_What is being asked_
Return the records below word for word, leaving out the pictures.

Records:

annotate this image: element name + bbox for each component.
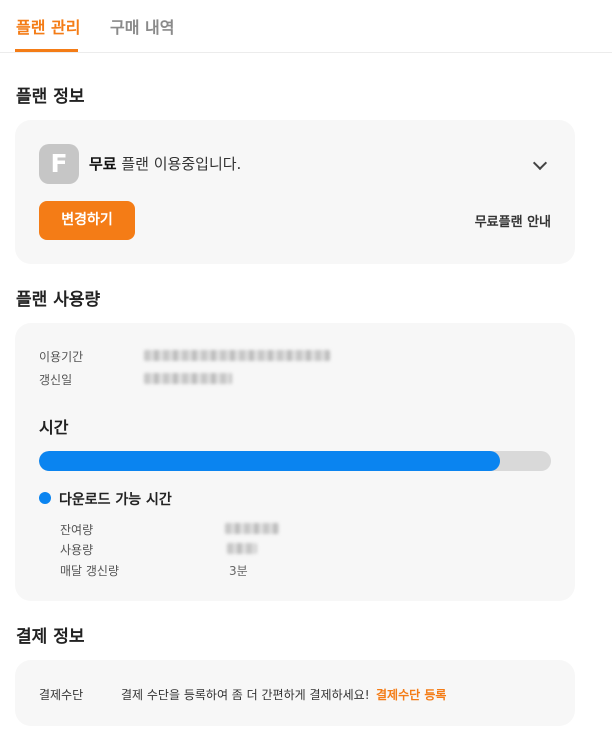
time-progress-bar: [39, 451, 551, 471]
payment-info-title: 결제 정보: [16, 627, 85, 647]
monthly-renewal-label: 매달 갱신량: [60, 564, 120, 578]
time-progress-fill: [39, 451, 500, 471]
plan-badge-icon: F: [39, 144, 79, 184]
remaining-value-redacted: [225, 523, 279, 534]
tab-plan-management[interactable]: 플랜 관리: [16, 14, 80, 38]
monthly-renewal-value: 3분: [229, 564, 248, 578]
chevron-down-icon[interactable]: [532, 155, 548, 171]
used-label: 사용량: [60, 543, 94, 557]
payment-method-label: 결제수단: [39, 688, 84, 702]
change-plan-button[interactable]: 변경하기: [39, 201, 135, 240]
plan-status-text: 무료 플랜 이용중입니다.: [89, 153, 241, 174]
plan-info-card: F 무료 플랜 이용중입니다. 변경하기 무료플랜 안내: [15, 120, 575, 264]
used-value-redacted: [227, 543, 257, 554]
tab-bar: 플랜 관리 구매 내역: [0, 0, 612, 53]
plan-name: 무료: [89, 155, 117, 173]
renewal-value-redacted: [144, 373, 232, 384]
legend-dot: [39, 492, 51, 504]
time-title: 시간: [39, 418, 69, 437]
period-value-redacted: [144, 350, 330, 361]
plan-status-suffix: 플랜 이용중입니다.: [116, 155, 242, 173]
remaining-label: 잔여량: [60, 523, 94, 537]
period-label: 이용기간: [39, 350, 84, 364]
register-payment-link[interactable]: 결제수단 등록: [376, 686, 446, 703]
tab-purchase-history[interactable]: 구매 내역: [110, 14, 174, 38]
payment-description: 결제 수단을 등록하여 좀 더 간편하게 결제하세요!: [121, 688, 370, 702]
free-plan-guide-link[interactable]: 무료플랜 안내: [475, 211, 551, 230]
active-tab-indicator: [15, 49, 78, 52]
legend-label: 다운로드 가능 시간: [59, 492, 172, 508]
plan-usage-title: 플랜 사용량: [16, 290, 101, 310]
plan-usage-card: 이용기간 갱신일 시간 다운로드 가능 시간 잔여량 사용량 매달 갱신량 3분: [15, 323, 575, 601]
renewal-label: 갱신일: [39, 373, 73, 387]
plan-info-title: 플랜 정보: [16, 87, 85, 107]
payment-card: 결제수단 결제 수단을 등록하여 좀 더 간편하게 결제하세요! 결제수단 등록: [15, 660, 575, 726]
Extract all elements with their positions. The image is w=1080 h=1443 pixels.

_Task result_
annotate this image: element name + bbox for each component.
time-progress-bar: [39, 451, 551, 471]
payment-info-title: 결제 정보: [16, 627, 85, 647]
monthly-renewal-label: 매달 갱신량: [60, 564, 120, 578]
time-progress-fill: [39, 451, 500, 471]
plan-badge-icon: F: [39, 144, 79, 184]
remaining-value-redacted: [225, 523, 279, 534]
tab-plan-management[interactable]: 플랜 관리: [16, 14, 80, 38]
monthly-renewal-value: 3분: [229, 564, 248, 578]
chevron-down-icon[interactable]: [532, 155, 548, 171]
used-label: 사용량: [60, 543, 94, 557]
payment-method-label: 결제수단: [39, 688, 84, 702]
change-plan-button[interactable]: 변경하기: [39, 201, 135, 240]
plan-status-text: 무료 플랜 이용중입니다.: [89, 153, 241, 174]
plan-info-card: F 무료 플랜 이용중입니다. 변경하기 무료플랜 안내: [15, 120, 575, 264]
used-value-redacted: [227, 543, 257, 554]
tab-bar: 플랜 관리 구매 내역: [0, 0, 612, 53]
plan-name: 무료: [89, 155, 117, 173]
renewal-value-redacted: [144, 373, 232, 384]
legend-dot: [39, 492, 51, 504]
time-title: 시간: [39, 418, 69, 437]
period-value-redacted: [144, 350, 330, 361]
plan-status-suffix: 플랜 이용중입니다.: [116, 155, 242, 173]
remaining-label: 잔여량: [60, 523, 94, 537]
period-label: 이용기간: [39, 350, 84, 364]
register-payment-link[interactable]: 결제수단 등록: [376, 686, 446, 703]
tab-purchase-history[interactable]: 구매 내역: [110, 14, 174, 38]
payment-description: 결제 수단을 등록하여 좀 더 간편하게 결제하세요!: [121, 688, 370, 702]
free-plan-guide-link[interactable]: 무료플랜 안내: [475, 211, 551, 230]
active-tab-indicator: [15, 49, 78, 52]
legend-label: 다운로드 가능 시간: [59, 492, 172, 508]
plan-usage-title: 플랜 사용량: [16, 290, 101, 310]
plan-usage-card: 이용기간 갱신일 시간 다운로드 가능 시간 잔여량 사용량 매달 갱신량 3분: [15, 323, 575, 601]
renewal-label: 갱신일: [39, 373, 73, 387]
plan-info-title: 플랜 정보: [16, 87, 85, 107]
payment-card: 결제수단 결제 수단을 등록하여 좀 더 간편하게 결제하세요! 결제수단 등록: [15, 660, 575, 726]
Extract all elements with their positions. The image is w=1080 h=1443 pixels.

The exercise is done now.